### Job
Write out every single entry exactly.

### Information given
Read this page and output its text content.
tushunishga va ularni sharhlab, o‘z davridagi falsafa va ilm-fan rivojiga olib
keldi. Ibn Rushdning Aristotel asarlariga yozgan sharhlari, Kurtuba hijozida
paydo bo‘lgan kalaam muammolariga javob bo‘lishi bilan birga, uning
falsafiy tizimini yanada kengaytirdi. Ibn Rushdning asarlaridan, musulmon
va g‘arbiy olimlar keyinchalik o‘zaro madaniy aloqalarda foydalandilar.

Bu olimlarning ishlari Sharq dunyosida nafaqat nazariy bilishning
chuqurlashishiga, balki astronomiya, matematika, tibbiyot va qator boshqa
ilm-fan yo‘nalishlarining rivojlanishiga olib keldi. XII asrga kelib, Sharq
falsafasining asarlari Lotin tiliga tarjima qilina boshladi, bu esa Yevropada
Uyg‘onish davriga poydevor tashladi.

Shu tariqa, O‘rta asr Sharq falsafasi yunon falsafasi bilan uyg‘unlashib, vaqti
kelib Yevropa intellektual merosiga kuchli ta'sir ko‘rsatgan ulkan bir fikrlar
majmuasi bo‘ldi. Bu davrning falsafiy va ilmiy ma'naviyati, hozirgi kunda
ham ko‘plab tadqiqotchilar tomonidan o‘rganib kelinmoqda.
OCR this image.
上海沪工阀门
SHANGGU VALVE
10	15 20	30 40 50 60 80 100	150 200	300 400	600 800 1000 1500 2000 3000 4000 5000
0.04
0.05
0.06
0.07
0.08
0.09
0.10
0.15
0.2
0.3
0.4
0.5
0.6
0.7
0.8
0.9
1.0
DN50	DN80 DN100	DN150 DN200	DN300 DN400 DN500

### Solution for this exercise
Read this page and output its text content.
tushunishga va ularni sharhlab, o‘z davridagi falsafa va ilm-fan rivojiga olib
keldi. Ibn Rushdning Aristotel asarlariga yozgan sharhlari, Kurtuba hijozida
paydo bo‘lgan kalaam muammolariga javob bo‘lishi bilan birga, uning
falsafiy tizimini yanada kengaytirdi. Ibn Rushdning asarlaridan, musulmon
va g‘arbiy olimlar keyinchalik o‘zaro madaniy aloqalarda foydalandilar.

Bu olimlarning ishlari Sharq dunyosida nafaqat nazariy bilishning
chuqurlashishiga, balki astronomiya, matematika, tibbiyot va qator boshqa
ilm-fan yo‘nalishlarining rivojlanishiga olib keldi. XII asrga kelib, Sharq
falsafasining asarlari Lotin tiliga tarjima qilina boshladi, bu esa Yevropada
Uyg‘onish davriga poydevor tashladi.

Shu tariqa, O‘rta asr Sharq falsafasi yunon falsafasi bilan uyg‘unlashib, vaqti
kelib Yevropa intellektual merosiga kuchli ta'sir ko‘rsatgan ulkan bir fikrlar
majmuasi bo‘ldi. Bu davrning falsafiy va ilmiy ma'naviyati, hozirgi kunda
ham ko‘plab tadqiqotchilar tomonidan o‘rganib kelinmoqda.
OCR this image.
上海沪工阀门
SHANGGU VALVE
10	15 20	30 40 50 60 80 100	150 200	300 400	600 800 1000 1500 2000 3000 4000 5000
0.04
0.05
0.06
0.07
0.08
0.09
0.10
0.15
0.2
0.3
0.4
0.5
0.6
0.7
0.8
0.9
1.0
DN50	DN80 DN100	DN150 DN200	DN300 DN400 DN500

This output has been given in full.